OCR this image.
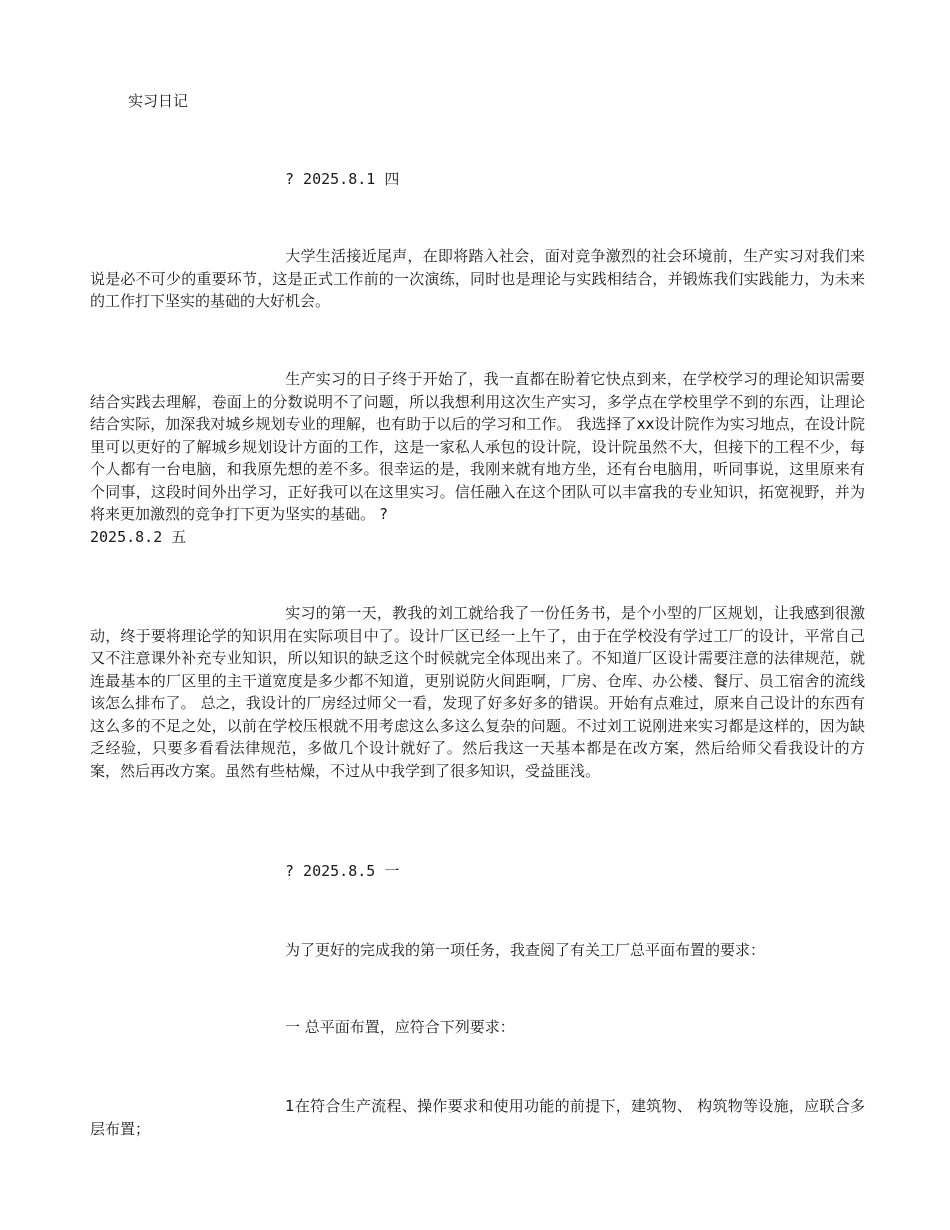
实习日记
? 2025.8.1 四
大学生活接近尾声，在即将踏入社会，面对竞争激烈的社会环境前，生产实习对我们来说是必不可少的重要环节，这是正式工作前的一次演练，同时也是理论与实践相结合，并锻炼我们实践能力，为未来的工作打下坚实的基础的大好机会。
生产实习的日子终于开始了，我一直都在盼着它快点到来，在学校学习的理论知识需要结合实践去理解，卷面上的分数说明不了问题，所以我想利用这次生产实习，多学点在学校里学不到的东西，让理论结合实际，加深我对城乡规划专业的理解，也有助于以后的学习和工作。 我选择了xx设计院作为实习地点，在设计院里可以更好的了解城乡规划设计方面的工作，这是一家私人承包的设计院，设计院虽然不大，但接下的工程不少，每个人都有一台电脑，和我原先想的差不多。很幸运的是，我刚来就有地方坐，还有台电脑用，听同事说，这里原来有个同事，这段时间外出学习，正好我可以在这里实习。信任融入在这个团队可以丰富我的专业知识，拓宽视野，并为将来更加激烈的竞争打下更为坚实的基础。 ?
2025.8.2 五
实习的第一天，教我的刘工就给我了一份任务书，是个小型的厂区规划，让我感到很激动，终于要将理论学的知识用在实际项目中了。设计厂区已经一上午了，由于在学校没有学过工厂的设计，平常自己又不注意课外补充专业知识，所以知识的缺乏这个时候就完全体现出来了。不知道厂区设计需要注意的法律规范，就连最基本的厂区里的主干道宽度是多少都不知道，更别说防火间距啊，厂房、仓库、办公楼、餐厅、员工宿舍的流线该怎么排布了。 总之，我设计的厂房经过师父一看，发现了好多好多的错误。开始有点难过，原来自己设计的东西有这么多的不足之处，以前在学校压根就不用考虑这么多这么复杂的问题。不过刘工说刚进来实习都是这样的，因为缺乏经验，只要多看看法律规范，多做几个设计就好了。然后我这一天基本都是在改方案，然后给师父看我设计的方案，然后再改方案。虽然有些枯燥，不过从中我学到了很多知识，受益匪浅。
? 2025.8.5 一
为了更好的完成我的第一项任务，我查阅了有关工厂总平面布置的要求：
一 总平面布置，应符合下列要求：
1在符合生产流程、操作要求和使用功能的前提下，建筑物、 构筑物等设施，应联合多层布置；
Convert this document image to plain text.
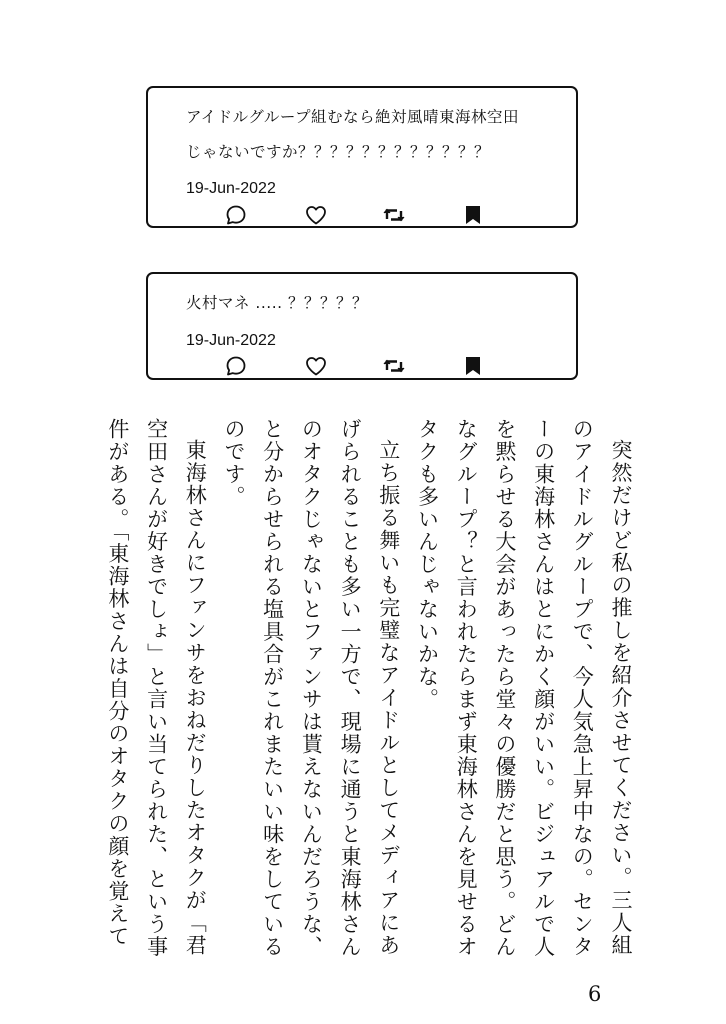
アイドルグループ組むなら絶対風晴東海林空田
じゃないですか？？？？？？？？？？？？
19-Jun-2022
火村マネ ..... ？？？？？
19-Jun-2022

突然だけど私の推しを紹介させてください。三人組のアイドルグループで、今人気急上昇中なの。センターの東海林さんはとにかく顔がいい。ビジュアルで人を黙らせる大会があったら堂々の優勝だと思う。どんなグループ？と言われたらまず東海林さんを見せるオタクも多いんじゃないかな。

立ち振る舞いも完璧なアイドルとしてメディアにあげられることも多い一方で、現場に通うと東海林さんのオタクじゃないとファンサは貰えないんだろうな、と分からせられる塩具合がこれまたいい味をしているのです。

東海林さんにファンサをおねだりしたオタクが「君空田さんが好きでしょ」と言い当てられた、という事件がある。「東海林さんは自分のオタクの顔を覚えて

6
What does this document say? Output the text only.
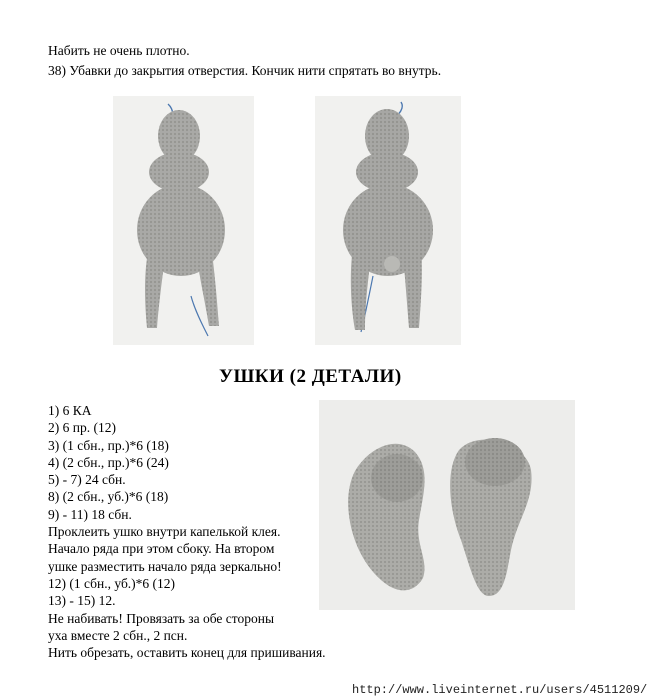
Набить не очень плотно.
38) Убавки до закрытия отверстия. Кончик нити спрятать во внутрь.
УШКИ (2 ДЕТАЛИ)
1) 6 КА
2) 6 пр. (12)
3) (1 сбн., пр.)*6 (18)
4) (2 сбн., пр.)*6 (24)
5) - 7) 24 сбн.
8) (2 сбн., уб.)*6 (18)
9) - 11) 18 сбн.
Проклеить ушко внутри капелькой клея.
Начало ряда при этом сбоку. На втором
ушке разместить начало ряда зеркально!
12) (1 сбн., уб.)*6 (12)
13) - 15) 12.
Не набивать! Провязать за обе стороны
уха вместе 2 сбн., 2 псн.
Нить обрезать, оставить конец для пришивания.
http://www.liveinternet.ru/users/4511209/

WHAT TO DO => Print all of the entries word for word. Omit the pictures they contain.

EXERCISE OUTPUT =>
OCR this image.
实习日记
? 2025.8.1 四
大学生活接近尾声，在即将踏入社会，面对竞争激烈的社会环境前，生产实习对我们来说是必不可少的重要环节，这是正式工作前的一次演练，同时也是理论与实践相结合，并锻炼我们实践能力，为未来的工作打下坚实的基础的大好机会。
生产实习的日子终于开始了，我一直都在盼着它快点到来，在学校学习的理论知识需要结合实践去理解，卷面上的分数说明不了问题，所以我想利用这次生产实习，多学点在学校里学不到的东西，让理论结合实际，加深我对城乡规划专业的理解，也有助于以后的学习和工作。 我选择了xx设计院作为实习地点，在设计院里可以更好的了解城乡规划设计方面的工作，这是一家私人承包的设计院，设计院虽然不大，但接下的工程不少，每个人都有一台电脑，和我原先想的差不多。很幸运的是，我刚来就有地方坐，还有台电脑用，听同事说，这里原来有个同事，这段时间外出学习，正好我可以在这里实习。信任融入在这个团队可以丰富我的专业知识，拓宽视野，并为将来更加激烈的竞争打下更为坚实的基础。 ?
2025.8.2 五
实习的第一天，教我的刘工就给我了一份任务书，是个小型的厂区规划，让我感到很激动，终于要将理论学的知识用在实际项目中了。设计厂区已经一上午了，由于在学校没有学过工厂的设计，平常自己又不注意课外补充专业知识，所以知识的缺乏这个时候就完全体现出来了。不知道厂区设计需要注意的法律规范，就连最基本的厂区里的主干道宽度是多少都不知道，更别说防火间距啊，厂房、仓库、办公楼、餐厅、员工宿舍的流线该怎么排布了。 总之，我设计的厂房经过师父一看，发现了好多好多的错误。开始有点难过，原来自己设计的东西有这么多的不足之处，以前在学校压根就不用考虑这么多这么复杂的问题。不过刘工说刚进来实习都是这样的，因为缺乏经验，只要多看看法律规范，多做几个设计就好了。然后我这一天基本都是在改方案，然后给师父看我设计的方案，然后再改方案。虽然有些枯燥，不过从中我学到了很多知识，受益匪浅。
? 2025.8.5 一
为了更好的完成我的第一项任务，我查阅了有关工厂总平面布置的要求：
一 总平面布置，应符合下列要求：
1在符合生产流程、操作要求和使用功能的前提下，建筑物、 构筑物等设施，应联合多层布置；
Convert this document image to plain text.
アイドルグループ組むなら絶対風晴東海林空田
じゃないですか？？？？？？？？？？？？
19-Jun-2022
火村マネ ..... ？？？？？
19-Jun-2022

突然だけど私の推しを紹介させてください。三人組のアイドルグループで、今人気急上昇中なの。センターの東海林さんはとにかく顔がいい。ビジュアルで人を黙らせる大会があったら堂々の優勝だと思う。どんなグループ？と言われたらまず東海林さんを見せるオタクも多いんじゃないかな。

立ち振る舞いも完璧なアイドルとしてメディアにあげられることも多い一方で、現場に通うと東海林さんのオタクじゃないとファンサは貰えないんだろうな、と分からせられる塩具合がこれまたいい味をしているのです。

東海林さんにファンサをおねだりしたオタクが「君空田さんが好きでしょ」と言い当てられた、という事件がある。「東海林さんは自分のオタクの顔を覚えて

6
What does this document say? Output the text only.
Набить не очень плотно.
38) Убавки до закрытия отверстия. Кончик нити спрятать во внутрь.
УШКИ (2 ДЕТАЛИ)
1) 6 КА
2) 6 пр. (12)
3) (1 сбн., пр.)*6 (18)
4) (2 сбн., пр.)*6 (24)
5) - 7) 24 сбн.
8) (2 сбн., уб.)*6 (18)
9) - 11) 18 сбн.
Проклеить ушко внутри капелькой клея.
Начало ряда при этом сбоку. На втором
ушке разместить начало ряда зеркально!
12) (1 сбн., уб.)*6 (12)
13) - 15) 12.
Не набивать! Провязать за обе стороны
уха вместе 2 сбн., 2 псн.
Нить обрезать, оставить конец для пришивания.
http://www.liveinternet.ru/users/4511209/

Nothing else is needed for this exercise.